## Task statement
Extract all lines from the data beneath that include the word "phase".

** start Data **

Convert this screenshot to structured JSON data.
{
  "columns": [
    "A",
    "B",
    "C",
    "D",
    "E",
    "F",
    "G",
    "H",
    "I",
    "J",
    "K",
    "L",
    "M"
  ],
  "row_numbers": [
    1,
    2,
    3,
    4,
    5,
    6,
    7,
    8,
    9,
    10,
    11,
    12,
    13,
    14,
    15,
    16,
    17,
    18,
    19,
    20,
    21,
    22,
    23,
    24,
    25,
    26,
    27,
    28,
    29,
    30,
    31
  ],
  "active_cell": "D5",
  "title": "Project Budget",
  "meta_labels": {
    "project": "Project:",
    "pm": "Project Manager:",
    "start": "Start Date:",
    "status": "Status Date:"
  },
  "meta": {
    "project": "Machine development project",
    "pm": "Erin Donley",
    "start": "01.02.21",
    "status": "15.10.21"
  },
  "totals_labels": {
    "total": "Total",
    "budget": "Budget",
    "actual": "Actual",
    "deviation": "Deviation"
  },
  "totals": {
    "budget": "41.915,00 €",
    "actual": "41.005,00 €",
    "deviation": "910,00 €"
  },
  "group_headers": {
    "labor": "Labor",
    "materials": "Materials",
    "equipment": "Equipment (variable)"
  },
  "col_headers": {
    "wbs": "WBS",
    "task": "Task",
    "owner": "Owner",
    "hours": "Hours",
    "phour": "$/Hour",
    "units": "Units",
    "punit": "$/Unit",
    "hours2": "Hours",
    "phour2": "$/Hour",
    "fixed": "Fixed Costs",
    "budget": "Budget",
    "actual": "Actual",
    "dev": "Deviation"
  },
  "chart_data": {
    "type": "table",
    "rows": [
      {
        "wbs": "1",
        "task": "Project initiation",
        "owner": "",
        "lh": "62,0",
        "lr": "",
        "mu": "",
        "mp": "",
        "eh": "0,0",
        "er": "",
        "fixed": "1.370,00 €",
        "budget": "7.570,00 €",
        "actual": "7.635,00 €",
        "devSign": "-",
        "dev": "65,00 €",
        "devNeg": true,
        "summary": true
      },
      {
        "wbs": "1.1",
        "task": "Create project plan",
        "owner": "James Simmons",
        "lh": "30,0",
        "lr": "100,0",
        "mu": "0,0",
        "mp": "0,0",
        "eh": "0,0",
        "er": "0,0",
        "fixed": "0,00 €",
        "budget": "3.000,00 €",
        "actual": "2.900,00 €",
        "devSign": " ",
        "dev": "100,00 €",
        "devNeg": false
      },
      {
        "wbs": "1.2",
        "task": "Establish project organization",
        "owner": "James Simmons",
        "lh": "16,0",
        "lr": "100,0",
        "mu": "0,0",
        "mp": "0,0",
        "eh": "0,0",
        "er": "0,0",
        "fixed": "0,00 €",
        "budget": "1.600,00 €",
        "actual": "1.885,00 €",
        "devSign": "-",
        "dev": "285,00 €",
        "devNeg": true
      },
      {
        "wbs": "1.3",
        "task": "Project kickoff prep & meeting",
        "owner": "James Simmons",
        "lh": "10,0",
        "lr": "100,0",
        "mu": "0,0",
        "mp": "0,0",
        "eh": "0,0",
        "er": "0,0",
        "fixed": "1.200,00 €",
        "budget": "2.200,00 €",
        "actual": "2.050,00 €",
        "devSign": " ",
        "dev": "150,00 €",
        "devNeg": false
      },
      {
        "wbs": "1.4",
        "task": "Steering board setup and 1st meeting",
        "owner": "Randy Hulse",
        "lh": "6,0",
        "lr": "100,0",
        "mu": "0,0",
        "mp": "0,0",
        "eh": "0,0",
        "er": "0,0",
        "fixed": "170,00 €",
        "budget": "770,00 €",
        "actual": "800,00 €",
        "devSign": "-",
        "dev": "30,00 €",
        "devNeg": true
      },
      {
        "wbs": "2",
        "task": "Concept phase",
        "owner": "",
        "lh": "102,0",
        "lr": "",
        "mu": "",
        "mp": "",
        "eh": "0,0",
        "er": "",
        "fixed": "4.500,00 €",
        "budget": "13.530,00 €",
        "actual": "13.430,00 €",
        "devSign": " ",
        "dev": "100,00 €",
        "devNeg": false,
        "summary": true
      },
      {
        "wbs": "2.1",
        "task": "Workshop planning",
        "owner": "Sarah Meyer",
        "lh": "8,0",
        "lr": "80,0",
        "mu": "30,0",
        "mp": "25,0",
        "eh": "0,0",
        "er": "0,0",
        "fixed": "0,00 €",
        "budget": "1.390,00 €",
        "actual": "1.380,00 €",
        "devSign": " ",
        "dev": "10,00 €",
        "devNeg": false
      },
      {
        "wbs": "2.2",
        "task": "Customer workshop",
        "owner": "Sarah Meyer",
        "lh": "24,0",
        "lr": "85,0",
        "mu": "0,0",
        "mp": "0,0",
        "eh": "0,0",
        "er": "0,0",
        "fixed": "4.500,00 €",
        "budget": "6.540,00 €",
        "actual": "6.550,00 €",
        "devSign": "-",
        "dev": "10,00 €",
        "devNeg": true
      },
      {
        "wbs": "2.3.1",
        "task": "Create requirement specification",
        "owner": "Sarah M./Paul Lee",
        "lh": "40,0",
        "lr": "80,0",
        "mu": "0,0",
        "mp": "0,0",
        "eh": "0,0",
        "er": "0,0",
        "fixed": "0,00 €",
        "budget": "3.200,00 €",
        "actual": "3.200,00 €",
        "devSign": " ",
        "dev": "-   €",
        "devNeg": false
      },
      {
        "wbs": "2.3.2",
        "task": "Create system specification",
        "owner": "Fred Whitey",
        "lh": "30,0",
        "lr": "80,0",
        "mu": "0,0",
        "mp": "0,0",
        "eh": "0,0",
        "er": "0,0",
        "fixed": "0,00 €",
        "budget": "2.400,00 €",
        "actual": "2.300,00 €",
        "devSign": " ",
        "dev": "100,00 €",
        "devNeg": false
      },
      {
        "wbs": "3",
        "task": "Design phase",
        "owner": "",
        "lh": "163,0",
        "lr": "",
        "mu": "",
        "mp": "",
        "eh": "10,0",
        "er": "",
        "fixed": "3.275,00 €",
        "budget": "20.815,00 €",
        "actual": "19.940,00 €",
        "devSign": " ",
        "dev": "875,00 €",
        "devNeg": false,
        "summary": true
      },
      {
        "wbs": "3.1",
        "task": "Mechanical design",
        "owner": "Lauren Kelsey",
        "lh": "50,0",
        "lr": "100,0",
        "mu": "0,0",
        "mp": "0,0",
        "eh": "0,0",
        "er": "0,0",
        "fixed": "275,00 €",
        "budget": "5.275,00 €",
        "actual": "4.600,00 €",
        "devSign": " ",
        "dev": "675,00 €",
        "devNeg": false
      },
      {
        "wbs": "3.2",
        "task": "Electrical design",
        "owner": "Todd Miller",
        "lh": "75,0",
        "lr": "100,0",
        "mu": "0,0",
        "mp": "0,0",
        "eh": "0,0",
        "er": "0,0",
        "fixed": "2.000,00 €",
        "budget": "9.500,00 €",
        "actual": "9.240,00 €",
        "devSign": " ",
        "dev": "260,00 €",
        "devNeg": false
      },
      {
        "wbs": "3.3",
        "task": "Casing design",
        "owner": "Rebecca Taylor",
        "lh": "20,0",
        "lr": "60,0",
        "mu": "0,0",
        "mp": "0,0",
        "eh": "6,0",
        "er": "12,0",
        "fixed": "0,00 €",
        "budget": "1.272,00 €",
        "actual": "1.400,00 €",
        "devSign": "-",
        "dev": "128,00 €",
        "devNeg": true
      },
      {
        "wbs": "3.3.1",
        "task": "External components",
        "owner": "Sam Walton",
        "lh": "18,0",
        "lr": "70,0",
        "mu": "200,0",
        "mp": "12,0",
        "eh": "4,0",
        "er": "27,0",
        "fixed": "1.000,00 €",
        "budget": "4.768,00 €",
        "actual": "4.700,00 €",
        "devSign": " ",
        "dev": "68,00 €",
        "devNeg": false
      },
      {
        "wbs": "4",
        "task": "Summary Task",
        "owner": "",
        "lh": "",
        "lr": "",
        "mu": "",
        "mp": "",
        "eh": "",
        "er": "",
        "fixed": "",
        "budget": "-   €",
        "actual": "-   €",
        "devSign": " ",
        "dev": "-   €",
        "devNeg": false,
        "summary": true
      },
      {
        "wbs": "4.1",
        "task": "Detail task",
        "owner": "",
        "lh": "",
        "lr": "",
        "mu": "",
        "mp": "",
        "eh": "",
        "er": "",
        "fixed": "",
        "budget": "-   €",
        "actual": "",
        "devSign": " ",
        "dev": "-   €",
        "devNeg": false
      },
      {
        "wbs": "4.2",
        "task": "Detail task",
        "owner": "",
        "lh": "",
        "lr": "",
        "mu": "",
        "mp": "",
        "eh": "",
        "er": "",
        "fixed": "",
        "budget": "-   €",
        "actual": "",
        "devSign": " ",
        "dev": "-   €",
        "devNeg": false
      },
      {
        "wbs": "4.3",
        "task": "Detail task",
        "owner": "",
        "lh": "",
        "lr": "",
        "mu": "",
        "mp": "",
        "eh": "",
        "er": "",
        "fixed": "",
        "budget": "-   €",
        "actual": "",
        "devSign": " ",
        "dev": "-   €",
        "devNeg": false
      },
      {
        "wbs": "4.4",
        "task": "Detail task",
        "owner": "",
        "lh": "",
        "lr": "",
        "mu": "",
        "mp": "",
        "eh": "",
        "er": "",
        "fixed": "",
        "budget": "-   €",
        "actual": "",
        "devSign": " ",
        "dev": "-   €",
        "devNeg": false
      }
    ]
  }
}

** end Data **

## Complete response
        "task": "Concept phase",
        "task": "Design phase",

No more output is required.